● **Your goal**:
Using the records that follow, copy every line containing the word "cdot".

————————

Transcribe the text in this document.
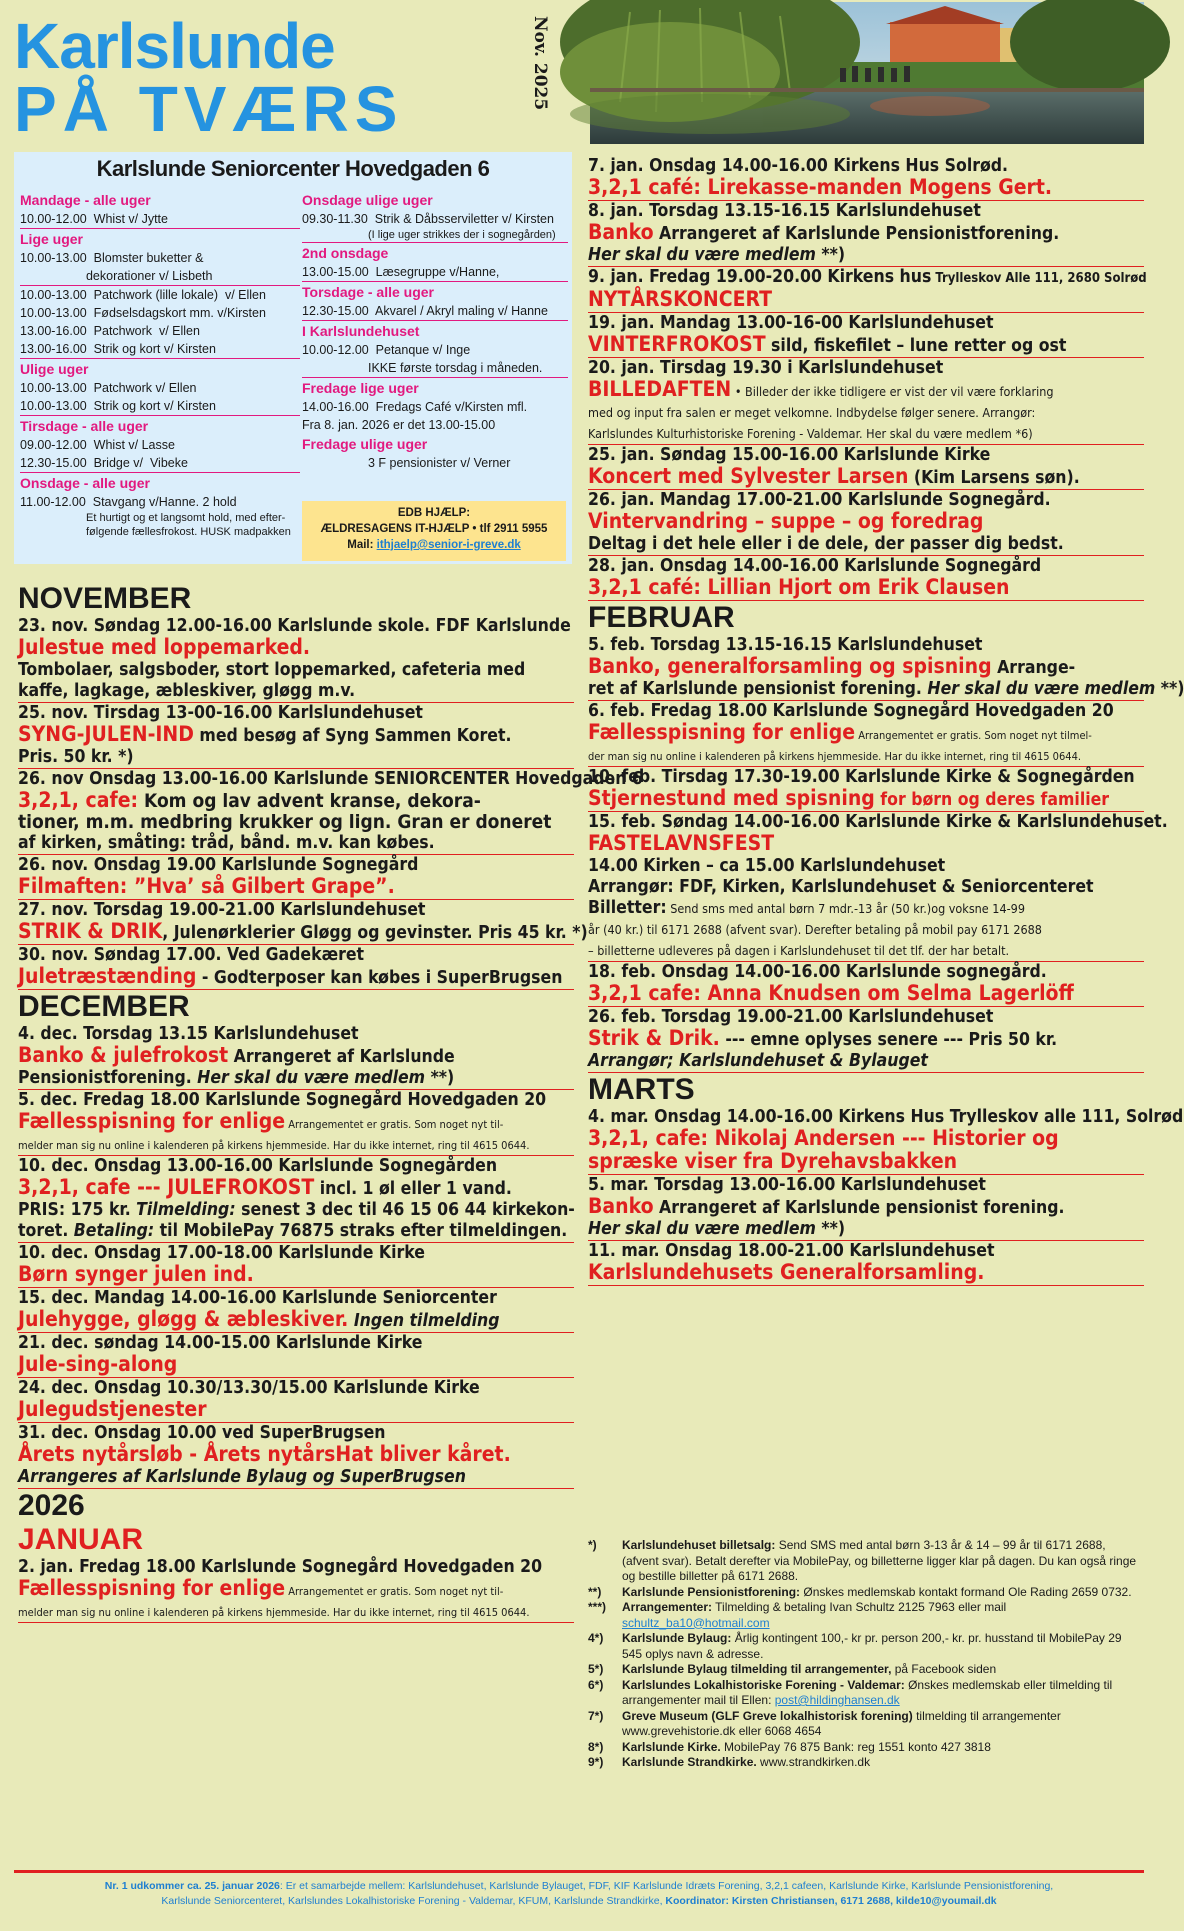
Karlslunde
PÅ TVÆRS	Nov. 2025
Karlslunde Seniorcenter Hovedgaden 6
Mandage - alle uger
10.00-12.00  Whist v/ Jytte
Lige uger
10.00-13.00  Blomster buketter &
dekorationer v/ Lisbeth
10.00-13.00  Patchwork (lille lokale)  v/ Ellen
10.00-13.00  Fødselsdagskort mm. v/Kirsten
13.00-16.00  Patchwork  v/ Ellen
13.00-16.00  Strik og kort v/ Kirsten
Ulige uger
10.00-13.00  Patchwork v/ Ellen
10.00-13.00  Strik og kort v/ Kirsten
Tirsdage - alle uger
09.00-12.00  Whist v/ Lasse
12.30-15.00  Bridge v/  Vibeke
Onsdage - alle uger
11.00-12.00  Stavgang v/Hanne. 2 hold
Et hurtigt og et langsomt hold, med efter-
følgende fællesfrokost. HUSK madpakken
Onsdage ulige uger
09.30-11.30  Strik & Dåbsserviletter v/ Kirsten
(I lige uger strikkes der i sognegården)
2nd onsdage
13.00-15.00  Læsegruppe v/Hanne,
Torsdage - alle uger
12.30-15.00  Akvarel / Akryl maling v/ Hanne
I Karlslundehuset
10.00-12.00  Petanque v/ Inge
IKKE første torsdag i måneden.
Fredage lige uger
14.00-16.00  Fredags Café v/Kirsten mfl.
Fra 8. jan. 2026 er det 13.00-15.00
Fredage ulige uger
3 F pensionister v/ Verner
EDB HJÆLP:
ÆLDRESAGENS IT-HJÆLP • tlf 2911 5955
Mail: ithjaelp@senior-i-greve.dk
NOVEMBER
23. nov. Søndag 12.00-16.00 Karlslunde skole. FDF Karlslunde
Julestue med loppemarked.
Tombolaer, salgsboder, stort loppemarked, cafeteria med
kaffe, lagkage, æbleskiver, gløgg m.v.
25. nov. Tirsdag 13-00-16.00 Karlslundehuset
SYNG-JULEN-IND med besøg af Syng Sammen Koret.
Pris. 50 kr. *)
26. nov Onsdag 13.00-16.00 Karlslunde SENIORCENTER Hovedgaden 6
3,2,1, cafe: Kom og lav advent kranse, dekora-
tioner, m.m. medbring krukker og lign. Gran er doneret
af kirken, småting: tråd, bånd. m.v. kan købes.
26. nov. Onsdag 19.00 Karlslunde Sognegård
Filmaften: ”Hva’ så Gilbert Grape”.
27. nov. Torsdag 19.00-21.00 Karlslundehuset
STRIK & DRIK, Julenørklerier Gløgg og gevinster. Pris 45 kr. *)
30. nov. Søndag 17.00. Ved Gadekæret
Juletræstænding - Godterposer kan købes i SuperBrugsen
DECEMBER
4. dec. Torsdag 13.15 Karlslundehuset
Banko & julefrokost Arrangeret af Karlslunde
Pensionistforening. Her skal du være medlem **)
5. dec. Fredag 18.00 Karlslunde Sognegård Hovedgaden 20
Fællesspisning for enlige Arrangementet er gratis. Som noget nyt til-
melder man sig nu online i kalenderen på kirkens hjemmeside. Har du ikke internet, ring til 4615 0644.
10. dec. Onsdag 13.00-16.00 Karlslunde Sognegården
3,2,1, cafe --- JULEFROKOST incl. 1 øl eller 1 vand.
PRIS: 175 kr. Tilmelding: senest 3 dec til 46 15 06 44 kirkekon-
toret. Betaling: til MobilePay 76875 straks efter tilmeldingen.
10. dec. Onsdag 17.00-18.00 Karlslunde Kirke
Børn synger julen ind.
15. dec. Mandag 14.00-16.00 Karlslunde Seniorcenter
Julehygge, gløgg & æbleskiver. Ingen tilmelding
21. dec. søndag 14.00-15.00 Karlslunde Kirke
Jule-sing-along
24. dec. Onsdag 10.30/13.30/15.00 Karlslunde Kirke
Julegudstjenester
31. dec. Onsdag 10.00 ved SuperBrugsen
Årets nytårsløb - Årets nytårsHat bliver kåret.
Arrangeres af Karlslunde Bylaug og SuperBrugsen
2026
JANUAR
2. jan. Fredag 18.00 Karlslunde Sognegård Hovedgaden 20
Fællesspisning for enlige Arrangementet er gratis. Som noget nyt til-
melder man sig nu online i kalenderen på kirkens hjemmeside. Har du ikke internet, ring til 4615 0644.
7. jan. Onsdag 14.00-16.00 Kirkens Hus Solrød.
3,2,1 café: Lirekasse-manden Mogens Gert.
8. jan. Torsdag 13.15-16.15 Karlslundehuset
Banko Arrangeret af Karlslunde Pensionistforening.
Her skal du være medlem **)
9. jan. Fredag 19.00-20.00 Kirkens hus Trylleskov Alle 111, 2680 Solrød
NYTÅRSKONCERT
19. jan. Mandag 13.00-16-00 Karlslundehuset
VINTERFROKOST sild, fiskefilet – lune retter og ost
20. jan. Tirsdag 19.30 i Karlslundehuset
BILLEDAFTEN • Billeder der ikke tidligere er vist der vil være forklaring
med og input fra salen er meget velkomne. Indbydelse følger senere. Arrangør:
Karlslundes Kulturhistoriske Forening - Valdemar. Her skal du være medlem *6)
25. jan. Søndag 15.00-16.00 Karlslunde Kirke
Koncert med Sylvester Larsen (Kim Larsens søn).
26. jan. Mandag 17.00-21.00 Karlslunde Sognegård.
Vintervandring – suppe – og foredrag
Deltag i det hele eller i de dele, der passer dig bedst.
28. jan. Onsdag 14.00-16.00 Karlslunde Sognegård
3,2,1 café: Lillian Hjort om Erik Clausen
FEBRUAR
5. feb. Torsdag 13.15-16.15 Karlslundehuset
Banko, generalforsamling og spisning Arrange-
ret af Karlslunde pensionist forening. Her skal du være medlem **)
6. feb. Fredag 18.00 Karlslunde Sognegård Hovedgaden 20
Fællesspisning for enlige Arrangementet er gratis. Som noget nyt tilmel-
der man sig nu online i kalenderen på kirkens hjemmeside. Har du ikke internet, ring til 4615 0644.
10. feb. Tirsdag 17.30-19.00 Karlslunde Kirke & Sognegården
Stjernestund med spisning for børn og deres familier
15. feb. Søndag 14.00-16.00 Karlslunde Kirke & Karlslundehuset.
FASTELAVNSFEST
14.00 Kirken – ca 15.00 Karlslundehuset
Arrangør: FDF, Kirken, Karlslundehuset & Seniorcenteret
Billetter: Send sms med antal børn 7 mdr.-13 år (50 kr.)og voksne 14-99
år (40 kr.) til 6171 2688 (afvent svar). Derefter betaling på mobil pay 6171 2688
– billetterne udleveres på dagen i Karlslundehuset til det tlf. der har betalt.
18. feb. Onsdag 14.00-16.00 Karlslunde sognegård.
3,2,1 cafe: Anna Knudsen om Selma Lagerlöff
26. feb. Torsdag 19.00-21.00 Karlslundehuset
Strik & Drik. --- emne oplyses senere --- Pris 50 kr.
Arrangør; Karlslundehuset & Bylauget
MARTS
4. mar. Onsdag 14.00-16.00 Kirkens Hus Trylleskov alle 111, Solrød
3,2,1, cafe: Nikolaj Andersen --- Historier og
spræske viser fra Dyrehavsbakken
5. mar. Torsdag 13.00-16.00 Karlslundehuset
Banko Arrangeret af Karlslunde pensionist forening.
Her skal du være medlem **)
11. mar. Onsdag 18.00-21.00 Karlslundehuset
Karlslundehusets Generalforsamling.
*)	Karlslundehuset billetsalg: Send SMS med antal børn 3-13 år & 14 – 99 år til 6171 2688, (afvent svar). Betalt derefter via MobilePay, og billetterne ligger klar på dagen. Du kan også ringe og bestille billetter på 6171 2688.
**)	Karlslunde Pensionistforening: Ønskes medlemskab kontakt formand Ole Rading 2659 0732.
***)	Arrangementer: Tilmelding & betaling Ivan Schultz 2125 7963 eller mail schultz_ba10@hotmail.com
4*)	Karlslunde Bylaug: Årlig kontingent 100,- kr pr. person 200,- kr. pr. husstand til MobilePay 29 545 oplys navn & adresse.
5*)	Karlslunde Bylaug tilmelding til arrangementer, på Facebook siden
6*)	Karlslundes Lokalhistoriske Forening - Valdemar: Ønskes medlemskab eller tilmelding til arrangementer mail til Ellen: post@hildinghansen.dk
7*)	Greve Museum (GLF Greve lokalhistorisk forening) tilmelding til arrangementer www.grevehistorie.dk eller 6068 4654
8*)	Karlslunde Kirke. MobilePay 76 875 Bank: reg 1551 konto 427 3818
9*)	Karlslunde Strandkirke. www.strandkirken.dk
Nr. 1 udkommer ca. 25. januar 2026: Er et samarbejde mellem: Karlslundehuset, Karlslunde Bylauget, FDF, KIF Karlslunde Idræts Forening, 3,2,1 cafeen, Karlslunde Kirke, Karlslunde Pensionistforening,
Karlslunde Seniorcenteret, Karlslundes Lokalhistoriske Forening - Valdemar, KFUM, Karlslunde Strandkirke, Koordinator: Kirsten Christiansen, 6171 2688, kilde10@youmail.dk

————————

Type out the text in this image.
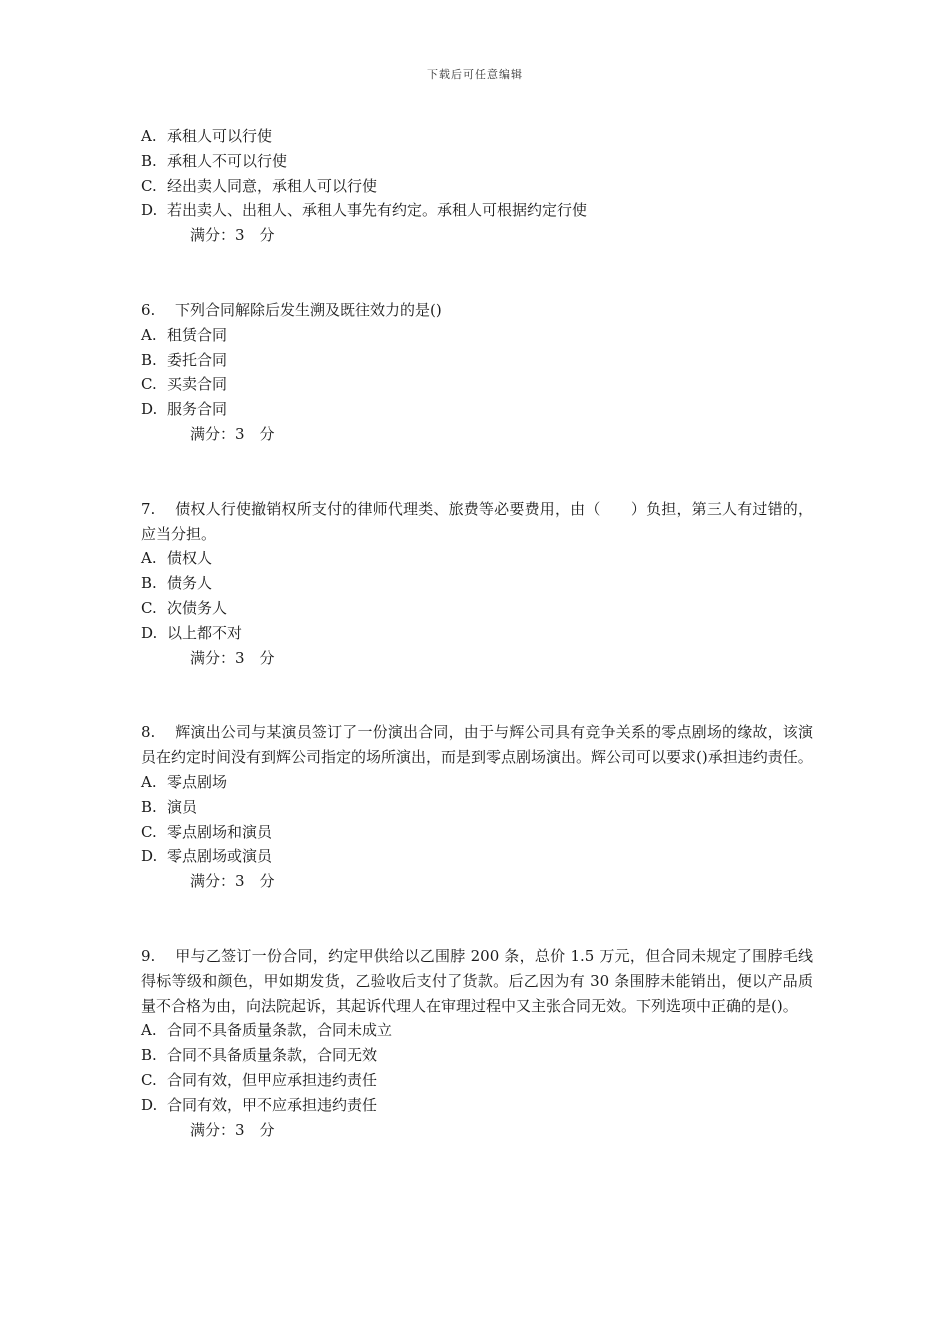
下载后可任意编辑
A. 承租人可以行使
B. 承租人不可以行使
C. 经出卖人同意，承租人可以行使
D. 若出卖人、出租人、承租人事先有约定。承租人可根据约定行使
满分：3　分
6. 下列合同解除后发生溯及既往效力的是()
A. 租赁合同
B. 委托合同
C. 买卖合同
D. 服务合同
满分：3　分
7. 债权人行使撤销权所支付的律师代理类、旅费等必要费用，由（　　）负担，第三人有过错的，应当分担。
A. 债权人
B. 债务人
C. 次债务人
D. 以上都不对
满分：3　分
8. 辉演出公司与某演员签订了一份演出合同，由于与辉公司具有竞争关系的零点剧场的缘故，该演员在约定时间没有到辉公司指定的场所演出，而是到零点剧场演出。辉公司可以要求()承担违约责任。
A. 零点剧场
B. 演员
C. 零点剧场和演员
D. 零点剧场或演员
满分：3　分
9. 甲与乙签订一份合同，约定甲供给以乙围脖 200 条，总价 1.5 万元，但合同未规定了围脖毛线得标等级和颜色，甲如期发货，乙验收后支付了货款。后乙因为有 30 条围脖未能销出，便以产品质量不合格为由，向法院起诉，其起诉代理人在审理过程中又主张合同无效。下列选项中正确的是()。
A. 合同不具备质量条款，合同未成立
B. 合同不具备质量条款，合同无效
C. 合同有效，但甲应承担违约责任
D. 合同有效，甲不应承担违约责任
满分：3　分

————————

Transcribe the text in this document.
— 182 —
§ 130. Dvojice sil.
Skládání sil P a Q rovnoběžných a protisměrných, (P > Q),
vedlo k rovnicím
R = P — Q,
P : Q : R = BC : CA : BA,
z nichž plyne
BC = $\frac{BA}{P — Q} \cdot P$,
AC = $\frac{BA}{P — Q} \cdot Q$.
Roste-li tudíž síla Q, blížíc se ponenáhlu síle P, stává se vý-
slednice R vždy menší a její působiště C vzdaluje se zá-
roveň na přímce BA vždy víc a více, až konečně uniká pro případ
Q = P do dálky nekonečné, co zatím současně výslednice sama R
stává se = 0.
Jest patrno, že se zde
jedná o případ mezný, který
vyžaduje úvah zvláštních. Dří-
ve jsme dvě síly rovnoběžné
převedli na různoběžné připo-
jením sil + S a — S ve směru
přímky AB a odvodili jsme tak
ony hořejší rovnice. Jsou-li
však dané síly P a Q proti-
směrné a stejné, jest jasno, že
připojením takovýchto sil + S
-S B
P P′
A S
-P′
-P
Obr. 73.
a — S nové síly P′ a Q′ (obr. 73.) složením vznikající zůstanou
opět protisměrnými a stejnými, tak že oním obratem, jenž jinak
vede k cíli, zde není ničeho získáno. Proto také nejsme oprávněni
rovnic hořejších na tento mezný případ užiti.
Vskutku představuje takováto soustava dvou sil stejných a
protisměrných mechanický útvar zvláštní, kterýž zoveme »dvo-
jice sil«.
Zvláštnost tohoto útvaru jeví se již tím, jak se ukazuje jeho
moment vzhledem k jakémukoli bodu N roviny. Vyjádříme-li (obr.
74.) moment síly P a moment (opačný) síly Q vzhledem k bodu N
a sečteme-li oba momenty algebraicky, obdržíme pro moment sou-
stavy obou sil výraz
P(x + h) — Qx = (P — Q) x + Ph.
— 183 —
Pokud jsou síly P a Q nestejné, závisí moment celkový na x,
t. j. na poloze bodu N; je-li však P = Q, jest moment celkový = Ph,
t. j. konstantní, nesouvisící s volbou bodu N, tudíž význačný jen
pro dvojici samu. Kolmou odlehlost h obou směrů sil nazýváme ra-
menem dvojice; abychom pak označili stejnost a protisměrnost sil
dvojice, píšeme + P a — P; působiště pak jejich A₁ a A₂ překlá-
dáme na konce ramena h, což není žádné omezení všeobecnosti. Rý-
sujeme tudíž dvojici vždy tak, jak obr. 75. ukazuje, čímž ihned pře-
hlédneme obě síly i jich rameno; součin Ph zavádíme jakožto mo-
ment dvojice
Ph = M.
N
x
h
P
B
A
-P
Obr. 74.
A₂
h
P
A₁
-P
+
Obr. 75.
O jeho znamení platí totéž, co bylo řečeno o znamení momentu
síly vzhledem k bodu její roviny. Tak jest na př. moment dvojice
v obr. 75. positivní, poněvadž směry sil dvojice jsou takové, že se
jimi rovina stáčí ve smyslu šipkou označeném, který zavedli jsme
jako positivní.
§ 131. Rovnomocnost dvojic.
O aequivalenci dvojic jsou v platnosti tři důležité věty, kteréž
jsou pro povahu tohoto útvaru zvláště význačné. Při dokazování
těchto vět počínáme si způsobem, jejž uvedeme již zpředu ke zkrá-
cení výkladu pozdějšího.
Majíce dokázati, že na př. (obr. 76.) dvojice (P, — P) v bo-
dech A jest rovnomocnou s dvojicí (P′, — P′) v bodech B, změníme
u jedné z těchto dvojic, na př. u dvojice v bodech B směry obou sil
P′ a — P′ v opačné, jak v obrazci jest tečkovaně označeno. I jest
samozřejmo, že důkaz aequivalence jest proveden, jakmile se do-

————————

● **Full answer**:
BC = $\frac{BA}{P — Q} \cdot P$,
AC = $\frac{BA}{P — Q} \cdot Q$.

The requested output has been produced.